Stored data
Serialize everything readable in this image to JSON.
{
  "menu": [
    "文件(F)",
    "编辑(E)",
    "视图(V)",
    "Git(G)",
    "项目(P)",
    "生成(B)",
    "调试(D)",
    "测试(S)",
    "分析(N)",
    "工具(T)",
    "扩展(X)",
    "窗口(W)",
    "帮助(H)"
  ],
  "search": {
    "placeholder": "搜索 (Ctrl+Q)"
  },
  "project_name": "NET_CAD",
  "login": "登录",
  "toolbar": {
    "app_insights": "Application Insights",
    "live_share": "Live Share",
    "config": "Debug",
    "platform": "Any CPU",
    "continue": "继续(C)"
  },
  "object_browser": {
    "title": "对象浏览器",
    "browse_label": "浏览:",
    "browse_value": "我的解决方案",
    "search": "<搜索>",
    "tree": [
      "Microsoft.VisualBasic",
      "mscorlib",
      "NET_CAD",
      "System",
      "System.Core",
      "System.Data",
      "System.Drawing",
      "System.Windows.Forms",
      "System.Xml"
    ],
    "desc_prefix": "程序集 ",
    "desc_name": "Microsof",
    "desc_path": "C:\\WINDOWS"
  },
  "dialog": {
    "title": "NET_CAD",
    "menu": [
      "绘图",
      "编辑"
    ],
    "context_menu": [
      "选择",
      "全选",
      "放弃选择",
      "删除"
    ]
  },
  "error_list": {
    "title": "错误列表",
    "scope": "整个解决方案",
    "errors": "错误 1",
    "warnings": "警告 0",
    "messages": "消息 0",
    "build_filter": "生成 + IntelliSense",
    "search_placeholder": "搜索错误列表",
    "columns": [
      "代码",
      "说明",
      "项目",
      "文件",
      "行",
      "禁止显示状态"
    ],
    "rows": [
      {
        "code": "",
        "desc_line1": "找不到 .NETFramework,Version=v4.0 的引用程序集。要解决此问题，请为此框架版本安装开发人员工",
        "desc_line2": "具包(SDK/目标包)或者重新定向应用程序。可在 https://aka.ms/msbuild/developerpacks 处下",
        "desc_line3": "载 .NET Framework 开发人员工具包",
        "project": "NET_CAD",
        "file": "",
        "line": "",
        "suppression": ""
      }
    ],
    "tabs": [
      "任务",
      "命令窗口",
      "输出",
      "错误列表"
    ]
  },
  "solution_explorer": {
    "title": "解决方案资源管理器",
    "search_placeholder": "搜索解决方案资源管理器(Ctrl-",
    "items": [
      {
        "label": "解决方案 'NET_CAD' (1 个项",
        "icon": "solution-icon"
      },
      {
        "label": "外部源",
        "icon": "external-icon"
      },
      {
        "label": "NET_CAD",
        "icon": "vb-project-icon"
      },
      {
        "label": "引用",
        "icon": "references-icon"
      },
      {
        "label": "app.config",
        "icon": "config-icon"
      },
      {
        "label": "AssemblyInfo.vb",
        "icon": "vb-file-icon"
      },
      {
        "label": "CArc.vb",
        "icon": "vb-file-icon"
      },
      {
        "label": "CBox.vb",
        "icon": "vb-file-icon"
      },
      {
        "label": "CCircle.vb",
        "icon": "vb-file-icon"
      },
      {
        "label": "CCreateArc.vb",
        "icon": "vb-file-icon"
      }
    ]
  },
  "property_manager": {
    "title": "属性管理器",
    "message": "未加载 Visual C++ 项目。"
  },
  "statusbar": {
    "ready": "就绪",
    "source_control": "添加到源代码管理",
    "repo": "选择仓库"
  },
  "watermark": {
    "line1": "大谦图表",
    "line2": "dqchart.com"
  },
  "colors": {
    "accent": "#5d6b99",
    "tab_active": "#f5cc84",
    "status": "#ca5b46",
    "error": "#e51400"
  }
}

• [What you should do] Filter the records above for lines containing the word "title", and copy those lines.

• [Result of this task]
    "title": "对象浏览器",
    "title": "NET_CAD",
    "title": "错误列表",
    "title": "解决方案资源管理器",
    "title": "属性管理器",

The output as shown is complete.